# Data supplied start

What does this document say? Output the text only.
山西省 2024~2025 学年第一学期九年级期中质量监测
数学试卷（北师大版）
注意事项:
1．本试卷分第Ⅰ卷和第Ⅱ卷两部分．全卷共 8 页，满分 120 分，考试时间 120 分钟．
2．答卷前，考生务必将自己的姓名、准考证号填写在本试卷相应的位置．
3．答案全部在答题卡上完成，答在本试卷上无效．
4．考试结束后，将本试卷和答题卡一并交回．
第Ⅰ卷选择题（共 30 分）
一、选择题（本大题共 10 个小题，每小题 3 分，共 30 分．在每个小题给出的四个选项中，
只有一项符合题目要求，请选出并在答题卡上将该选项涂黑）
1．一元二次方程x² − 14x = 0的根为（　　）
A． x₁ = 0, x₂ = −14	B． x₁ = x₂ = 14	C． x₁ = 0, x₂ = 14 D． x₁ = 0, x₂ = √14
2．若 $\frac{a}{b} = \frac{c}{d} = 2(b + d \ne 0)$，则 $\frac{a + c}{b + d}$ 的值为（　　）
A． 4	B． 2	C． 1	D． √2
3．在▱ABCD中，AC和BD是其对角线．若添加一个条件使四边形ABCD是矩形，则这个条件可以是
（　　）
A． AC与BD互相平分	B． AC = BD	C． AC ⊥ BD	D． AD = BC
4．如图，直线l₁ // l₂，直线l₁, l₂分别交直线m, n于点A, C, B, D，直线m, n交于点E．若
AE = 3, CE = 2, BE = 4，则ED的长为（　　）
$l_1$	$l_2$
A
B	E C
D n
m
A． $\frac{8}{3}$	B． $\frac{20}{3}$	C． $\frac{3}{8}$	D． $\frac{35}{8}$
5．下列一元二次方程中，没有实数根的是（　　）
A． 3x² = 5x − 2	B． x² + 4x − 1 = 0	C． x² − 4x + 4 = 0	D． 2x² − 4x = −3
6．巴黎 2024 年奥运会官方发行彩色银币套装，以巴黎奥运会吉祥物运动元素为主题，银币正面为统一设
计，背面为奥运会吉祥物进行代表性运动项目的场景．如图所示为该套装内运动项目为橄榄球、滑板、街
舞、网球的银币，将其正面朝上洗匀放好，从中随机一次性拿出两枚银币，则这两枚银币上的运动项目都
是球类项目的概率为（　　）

# Data supplied end

Copy every line exactly. Leave nothing out.

What does this document say? Output the text only.
山西省 2024~2025 学年第一学期九年级期中质量监测
数学试卷（北师大版）
注意事项:
1．本试卷分第Ⅰ卷和第Ⅱ卷两部分．全卷共 8 页，满分 120 分，考试时间 120 分钟．
2．答卷前，考生务必将自己的姓名、准考证号填写在本试卷相应的位置．
3．答案全部在答题卡上完成，答在本试卷上无效．
4．考试结束后，将本试卷和答题卡一并交回．
第Ⅰ卷选择题（共 30 分）
一、选择题（本大题共 10 个小题，每小题 3 分，共 30 分．在每个小题给出的四个选项中，
只有一项符合题目要求，请选出并在答题卡上将该选项涂黑）
1．一元二次方程x² − 14x = 0的根为（　　）
A． x₁ = 0, x₂ = −14	B． x₁ = x₂ = 14	C． x₁ = 0, x₂ = 14 D． x₁ = 0, x₂ = √14
2．若 $\frac{a}{b} = \frac{c}{d} = 2(b + d \ne 0)$，则 $\frac{a + c}{b + d}$ 的值为（　　）
A． 4	B． 2	C． 1	D． √2
3．在▱ABCD中，AC和BD是其对角线．若添加一个条件使四边形ABCD是矩形，则这个条件可以是
（　　）
A． AC与BD互相平分	B． AC = BD	C． AC ⊥ BD	D． AD = BC
4．如图，直线l₁ // l₂，直线l₁, l₂分别交直线m, n于点A, C, B, D，直线m, n交于点E．若
AE = 3, CE = 2, BE = 4，则ED的长为（　　）
$l_1$	$l_2$
A
B	E C
D n
m
A． $\frac{8}{3}$	B． $\frac{20}{3}$	C． $\frac{3}{8}$	D． $\frac{35}{8}$
5．下列一元二次方程中，没有实数根的是（　　）
A． 3x² = 5x − 2	B． x² + 4x − 1 = 0	C． x² − 4x + 4 = 0	D． 2x² − 4x = −3
6．巴黎 2024 年奥运会官方发行彩色银币套装，以巴黎奥运会吉祥物运动元素为主题，银币正面为统一设
计，背面为奥运会吉祥物进行代表性运动项目的场景．如图所示为该套装内运动项目为橄榄球、滑板、街
舞、网球的银币，将其正面朝上洗匀放好，从中随机一次性拿出两枚银币，则这两枚银币上的运动项目都
是球类项目的概率为（　　）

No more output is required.